### The task
Return all of the entries exactly, with nothing added or left out.

### Task input
** Begin **

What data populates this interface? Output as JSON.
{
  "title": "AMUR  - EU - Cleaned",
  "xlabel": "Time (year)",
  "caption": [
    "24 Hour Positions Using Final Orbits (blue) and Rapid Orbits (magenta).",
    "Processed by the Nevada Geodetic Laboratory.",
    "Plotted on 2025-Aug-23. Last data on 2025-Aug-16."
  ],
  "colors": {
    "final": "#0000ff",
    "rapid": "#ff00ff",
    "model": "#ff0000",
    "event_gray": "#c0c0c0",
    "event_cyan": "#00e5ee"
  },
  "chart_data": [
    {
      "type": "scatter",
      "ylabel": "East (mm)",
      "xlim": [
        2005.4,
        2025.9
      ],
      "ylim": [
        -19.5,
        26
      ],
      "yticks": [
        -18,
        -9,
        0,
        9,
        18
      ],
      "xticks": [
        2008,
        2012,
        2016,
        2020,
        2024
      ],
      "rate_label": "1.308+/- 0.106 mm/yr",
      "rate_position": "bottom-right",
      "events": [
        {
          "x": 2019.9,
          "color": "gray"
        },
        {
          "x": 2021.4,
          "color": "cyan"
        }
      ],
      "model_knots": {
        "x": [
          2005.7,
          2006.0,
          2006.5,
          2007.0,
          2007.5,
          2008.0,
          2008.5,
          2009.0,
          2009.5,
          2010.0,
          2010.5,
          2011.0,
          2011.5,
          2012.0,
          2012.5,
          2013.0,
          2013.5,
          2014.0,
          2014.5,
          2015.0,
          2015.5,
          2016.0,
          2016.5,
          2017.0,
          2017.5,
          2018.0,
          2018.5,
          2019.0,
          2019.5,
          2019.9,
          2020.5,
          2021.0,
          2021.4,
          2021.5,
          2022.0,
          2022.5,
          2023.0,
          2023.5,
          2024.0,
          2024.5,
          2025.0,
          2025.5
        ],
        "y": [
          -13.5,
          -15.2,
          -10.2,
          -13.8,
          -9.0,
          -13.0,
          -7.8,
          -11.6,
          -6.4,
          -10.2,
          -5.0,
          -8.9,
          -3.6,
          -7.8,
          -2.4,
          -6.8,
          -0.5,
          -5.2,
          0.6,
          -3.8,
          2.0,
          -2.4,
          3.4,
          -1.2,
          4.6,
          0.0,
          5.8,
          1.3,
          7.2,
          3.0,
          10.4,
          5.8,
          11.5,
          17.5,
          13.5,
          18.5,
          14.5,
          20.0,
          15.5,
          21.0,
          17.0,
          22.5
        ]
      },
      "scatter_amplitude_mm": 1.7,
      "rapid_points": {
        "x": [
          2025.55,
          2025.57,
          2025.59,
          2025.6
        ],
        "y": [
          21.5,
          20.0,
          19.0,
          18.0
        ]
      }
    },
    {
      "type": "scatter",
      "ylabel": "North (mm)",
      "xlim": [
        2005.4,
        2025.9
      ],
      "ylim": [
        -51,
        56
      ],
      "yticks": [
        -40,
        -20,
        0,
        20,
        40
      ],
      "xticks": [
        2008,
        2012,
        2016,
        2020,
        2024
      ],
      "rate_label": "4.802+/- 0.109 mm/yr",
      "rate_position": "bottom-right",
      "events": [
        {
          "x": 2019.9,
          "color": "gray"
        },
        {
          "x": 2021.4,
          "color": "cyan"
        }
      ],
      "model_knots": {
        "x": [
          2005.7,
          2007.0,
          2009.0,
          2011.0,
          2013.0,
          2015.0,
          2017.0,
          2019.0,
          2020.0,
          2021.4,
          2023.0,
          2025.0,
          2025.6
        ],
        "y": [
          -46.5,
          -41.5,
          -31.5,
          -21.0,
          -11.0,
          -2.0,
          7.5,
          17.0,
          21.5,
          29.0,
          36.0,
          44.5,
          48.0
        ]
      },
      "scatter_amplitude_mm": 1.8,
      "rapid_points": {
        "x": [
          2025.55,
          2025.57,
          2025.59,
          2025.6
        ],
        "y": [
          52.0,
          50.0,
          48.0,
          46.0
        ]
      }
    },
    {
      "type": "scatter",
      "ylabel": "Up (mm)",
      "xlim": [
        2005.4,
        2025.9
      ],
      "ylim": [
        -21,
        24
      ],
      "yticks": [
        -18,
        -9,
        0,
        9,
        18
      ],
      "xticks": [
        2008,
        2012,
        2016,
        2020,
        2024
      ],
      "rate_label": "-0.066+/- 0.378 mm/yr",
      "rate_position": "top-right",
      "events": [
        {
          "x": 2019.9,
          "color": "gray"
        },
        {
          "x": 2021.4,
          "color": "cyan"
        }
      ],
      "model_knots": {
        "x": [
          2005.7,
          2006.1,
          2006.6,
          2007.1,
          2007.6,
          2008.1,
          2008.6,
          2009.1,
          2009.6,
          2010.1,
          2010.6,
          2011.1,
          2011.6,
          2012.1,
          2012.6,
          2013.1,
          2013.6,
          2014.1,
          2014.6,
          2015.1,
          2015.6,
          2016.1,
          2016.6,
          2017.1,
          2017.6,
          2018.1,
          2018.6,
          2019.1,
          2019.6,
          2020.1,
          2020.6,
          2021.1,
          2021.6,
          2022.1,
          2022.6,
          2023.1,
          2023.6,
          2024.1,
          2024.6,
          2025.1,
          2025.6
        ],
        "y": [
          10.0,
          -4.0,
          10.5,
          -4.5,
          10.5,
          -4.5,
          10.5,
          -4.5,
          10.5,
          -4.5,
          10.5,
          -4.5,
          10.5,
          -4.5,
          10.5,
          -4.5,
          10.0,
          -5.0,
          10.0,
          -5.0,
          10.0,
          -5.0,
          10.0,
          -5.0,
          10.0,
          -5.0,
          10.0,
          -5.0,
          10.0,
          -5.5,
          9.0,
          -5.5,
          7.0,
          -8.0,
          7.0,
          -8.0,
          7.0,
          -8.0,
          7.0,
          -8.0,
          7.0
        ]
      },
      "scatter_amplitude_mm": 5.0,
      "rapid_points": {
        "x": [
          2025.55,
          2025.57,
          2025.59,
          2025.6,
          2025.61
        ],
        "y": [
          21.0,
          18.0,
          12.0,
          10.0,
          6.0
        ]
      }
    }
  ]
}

** End **

### Complete response
What data populates this interface? Output as JSON.
{
  "title": "AMUR  - EU - Cleaned",
  "xlabel": "Time (year)",
  "caption": [
    "24 Hour Positions Using Final Orbits (blue) and Rapid Orbits (magenta).",
    "Processed by the Nevada Geodetic Laboratory.",
    "Plotted on 2025-Aug-23. Last data on 2025-Aug-16."
  ],
  "colors": {
    "final": "#0000ff",
    "rapid": "#ff00ff",
    "model": "#ff0000",
    "event_gray": "#c0c0c0",
    "event_cyan": "#00e5ee"
  },
  "chart_data": [
    {
      "type": "scatter",
      "ylabel": "East (mm)",
      "xlim": [
        2005.4,
        2025.9
      ],
      "ylim": [
        -19.5,
        26
      ],
      "yticks": [
        -18,
        -9,
        0,
        9,
        18
      ],
      "xticks": [
        2008,
        2012,
        2016,
        2020,
        2024
      ],
      "rate_label": "1.308+/- 0.106 mm/yr",
      "rate_position": "bottom-right",
      "events": [
        {
          "x": 2019.9,
          "color": "gray"
        },
        {
          "x": 2021.4,
          "color": "cyan"
        }
      ],
      "model_knots": {
        "x": [
          2005.7,
          2006.0,
          2006.5,
          2007.0,
          2007.5,
          2008.0,
          2008.5,
          2009.0,
          2009.5,
          2010.0,
          2010.5,
          2011.0,
          2011.5,
          2012.0,
          2012.5,
          2013.0,
          2013.5,
          2014.0,
          2014.5,
          2015.0,
          2015.5,
          2016.0,
          2016.5,
          2017.0,
          2017.5,
          2018.0,
          2018.5,
          2019.0,
          2019.5,
          2019.9,
          2020.5,
          2021.0,
          2021.4,
          2021.5,
          2022.0,
          2022.5,
          2023.0,
          2023.5,
          2024.0,
          2024.5,
          2025.0,
          2025.5
        ],
        "y": [
          -13.5,
          -15.2,
          -10.2,
          -13.8,
          -9.0,
          -13.0,
          -7.8,
          -11.6,
          -6.4,
          -10.2,
          -5.0,
          -8.9,
          -3.6,
          -7.8,
          -2.4,
          -6.8,
          -0.5,
          -5.2,
          0.6,
          -3.8,
          2.0,
          -2.4,
          3.4,
          -1.2,
          4.6,
          0.0,
          5.8,
          1.3,
          7.2,
          3.0,
          10.4,
          5.8,
          11.5,
          17.5,
          13.5,
          18.5,
          14.5,
          20.0,
          15.5,
          21.0,
          17.0,
          22.5
        ]
      },
      "scatter_amplitude_mm": 1.7,
      "rapid_points": {
        "x": [
          2025.55,
          2025.57,
          2025.59,
          2025.6
        ],
        "y": [
          21.5,
          20.0,
          19.0,
          18.0
        ]
      }
    },
    {
      "type": "scatter",
      "ylabel": "North (mm)",
      "xlim": [
        2005.4,
        2025.9
      ],
      "ylim": [
        -51,
        56
      ],
      "yticks": [
        -40,
        -20,
        0,
        20,
        40
      ],
      "xticks": [
        2008,
        2012,
        2016,
        2020,
        2024
      ],
      "rate_label": "4.802+/- 0.109 mm/yr",
      "rate_position": "bottom-right",
      "events": [
        {
          "x": 2019.9,
          "color": "gray"
        },
        {
          "x": 2021.4,
          "color": "cyan"
        }
      ],
      "model_knots": {
        "x": [
          2005.7,
          2007.0,
          2009.0,
          2011.0,
          2013.0,
          2015.0,
          2017.0,
          2019.0,
          2020.0,
          2021.4,
          2023.0,
          2025.0,
          2025.6
        ],
        "y": [
          -46.5,
          -41.5,
          -31.5,
          -21.0,
          -11.0,
          -2.0,
          7.5,
          17.0,
          21.5,
          29.0,
          36.0,
          44.5,
          48.0
        ]
      },
      "scatter_amplitude_mm": 1.8,
      "rapid_points": {
        "x": [
          2025.55,
          2025.57,
          2025.59,
          2025.6
        ],
        "y": [
          52.0,
          50.0,
          48.0,
          46.0
        ]
      }
    },
    {
      "type": "scatter",
      "ylabel": "Up (mm)",
      "xlim": [
        2005.4,
        2025.9
      ],
      "ylim": [
        -21,
        24
      ],
      "yticks": [
        -18,
        -9,
        0,
        9,
        18
      ],
      "xticks": [
        2008,
        2012,
        2016,
        2020,
        2024
      ],
      "rate_label": "-0.066+/- 0.378 mm/yr",
      "rate_position": "top-right",
      "events": [
        {
          "x": 2019.9,
          "color": "gray"
        },
        {
          "x": 2021.4,
          "color": "cyan"
        }
      ],
      "model_knots": {
        "x": [
          2005.7,
          2006.1,
          2006.6,
          2007.1,
          2007.6,
          2008.1,
          2008.6,
          2009.1,
          2009.6,
          2010.1,
          2010.6,
          2011.1,
          2011.6,
          2012.1,
          2012.6,
          2013.1,
          2013.6,
          2014.1,
          2014.6,
          2015.1,
          2015.6,
          2016.1,
          2016.6,
          2017.1,
          2017.6,
          2018.1,
          2018.6,
          2019.1,
          2019.6,
          2020.1,
          2020.6,
          2021.1,
          2021.6,
          2022.1,
          2022.6,
          2023.1,
          2023.6,
          2024.1,
          2024.6,
          2025.1,
          2025.6
        ],
        "y": [
          10.0,
          -4.0,
          10.5,
          -4.5,
          10.5,
          -4.5,
          10.5,
          -4.5,
          10.5,
          -4.5,
          10.5,
          -4.5,
          10.5,
          -4.5,
          10.5,
          -4.5,
          10.0,
          -5.0,
          10.0,
          -5.0,
          10.0,
          -5.0,
          10.0,
          -5.0,
          10.0,
          -5.0,
          10.0,
          -5.0,
          10.0,
          -5.5,
          9.0,
          -5.5,
          7.0,
          -8.0,
          7.0,
          -8.0,
          7.0,
          -8.0,
          7.0,
          -8.0,
          7.0
        ]
      },
      "scatter_amplitude_mm": 5.0,
      "rapid_points": {
        "x": [
          2025.55,
          2025.57,
          2025.59,
          2025.6,
          2025.61
        ],
        "y": [
          21.0,
          18.0,
          12.0,
          10.0,
          6.0
        ]
      }
    }
  ]
}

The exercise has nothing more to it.